» Written instruction
Each line below must be set down exactly; omit any image you find.

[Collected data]
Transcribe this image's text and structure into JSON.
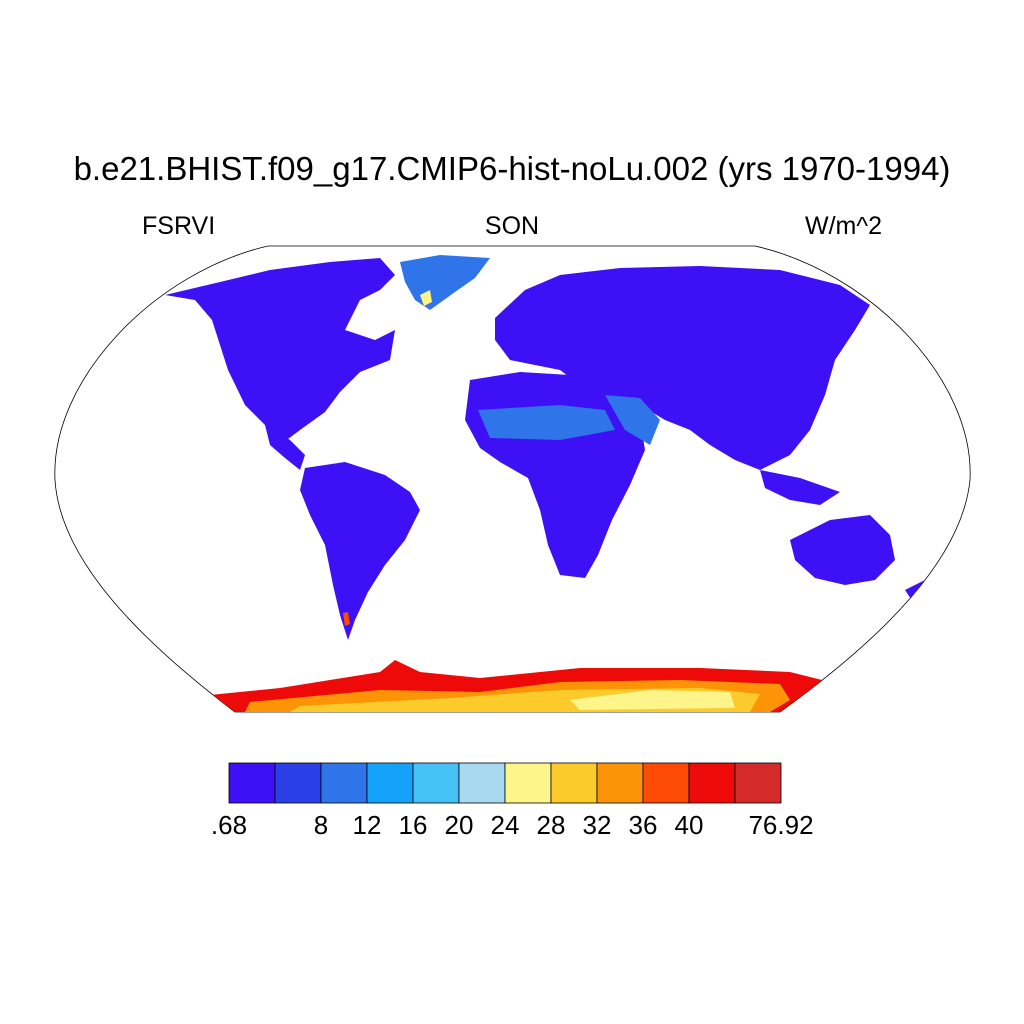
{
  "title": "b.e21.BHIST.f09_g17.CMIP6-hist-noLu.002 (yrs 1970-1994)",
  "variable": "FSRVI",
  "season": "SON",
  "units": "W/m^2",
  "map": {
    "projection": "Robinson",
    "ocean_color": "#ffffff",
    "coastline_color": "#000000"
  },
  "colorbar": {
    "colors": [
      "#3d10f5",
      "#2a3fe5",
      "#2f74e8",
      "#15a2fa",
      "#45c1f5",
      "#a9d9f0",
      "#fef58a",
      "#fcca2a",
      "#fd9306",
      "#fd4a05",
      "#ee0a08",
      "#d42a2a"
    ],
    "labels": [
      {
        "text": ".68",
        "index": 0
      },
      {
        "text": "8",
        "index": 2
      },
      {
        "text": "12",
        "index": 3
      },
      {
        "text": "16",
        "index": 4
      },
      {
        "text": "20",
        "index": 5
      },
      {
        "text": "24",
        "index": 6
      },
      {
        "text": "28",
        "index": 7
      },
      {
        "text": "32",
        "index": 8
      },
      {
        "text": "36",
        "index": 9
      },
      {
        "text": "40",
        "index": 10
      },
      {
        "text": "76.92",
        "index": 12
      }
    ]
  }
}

» Reply
Transcribe this image's text and structure into JSON.
{
  "title": "b.e21.BHIST.f09_g17.CMIP6-hist-noLu.002 (yrs 1970-1994)",
  "variable": "FSRVI",
  "season": "SON",
  "units": "W/m^2",
  "map": {
    "projection": "Robinson",
    "ocean_color": "#ffffff",
    "coastline_color": "#000000"
  },
  "colorbar": {
    "colors": [
      "#3d10f5",
      "#2a3fe5",
      "#2f74e8",
      "#15a2fa",
      "#45c1f5",
      "#a9d9f0",
      "#fef58a",
      "#fcca2a",
      "#fd9306",
      "#fd4a05",
      "#ee0a08",
      "#d42a2a"
    ],
    "labels": [
      {
        "text": ".68",
        "index": 0
      },
      {
        "text": "8",
        "index": 2
      },
      {
        "text": "12",
        "index": 3
      },
      {
        "text": "16",
        "index": 4
      },
      {
        "text": "20",
        "index": 5
      },
      {
        "text": "24",
        "index": 6
      },
      {
        "text": "28",
        "index": 7
      },
      {
        "text": "32",
        "index": 8
      },
      {
        "text": "36",
        "index": 9
      },
      {
        "text": "40",
        "index": 10
      },
      {
        "text": "76.92",
        "index": 12
      }
    ]
  }
}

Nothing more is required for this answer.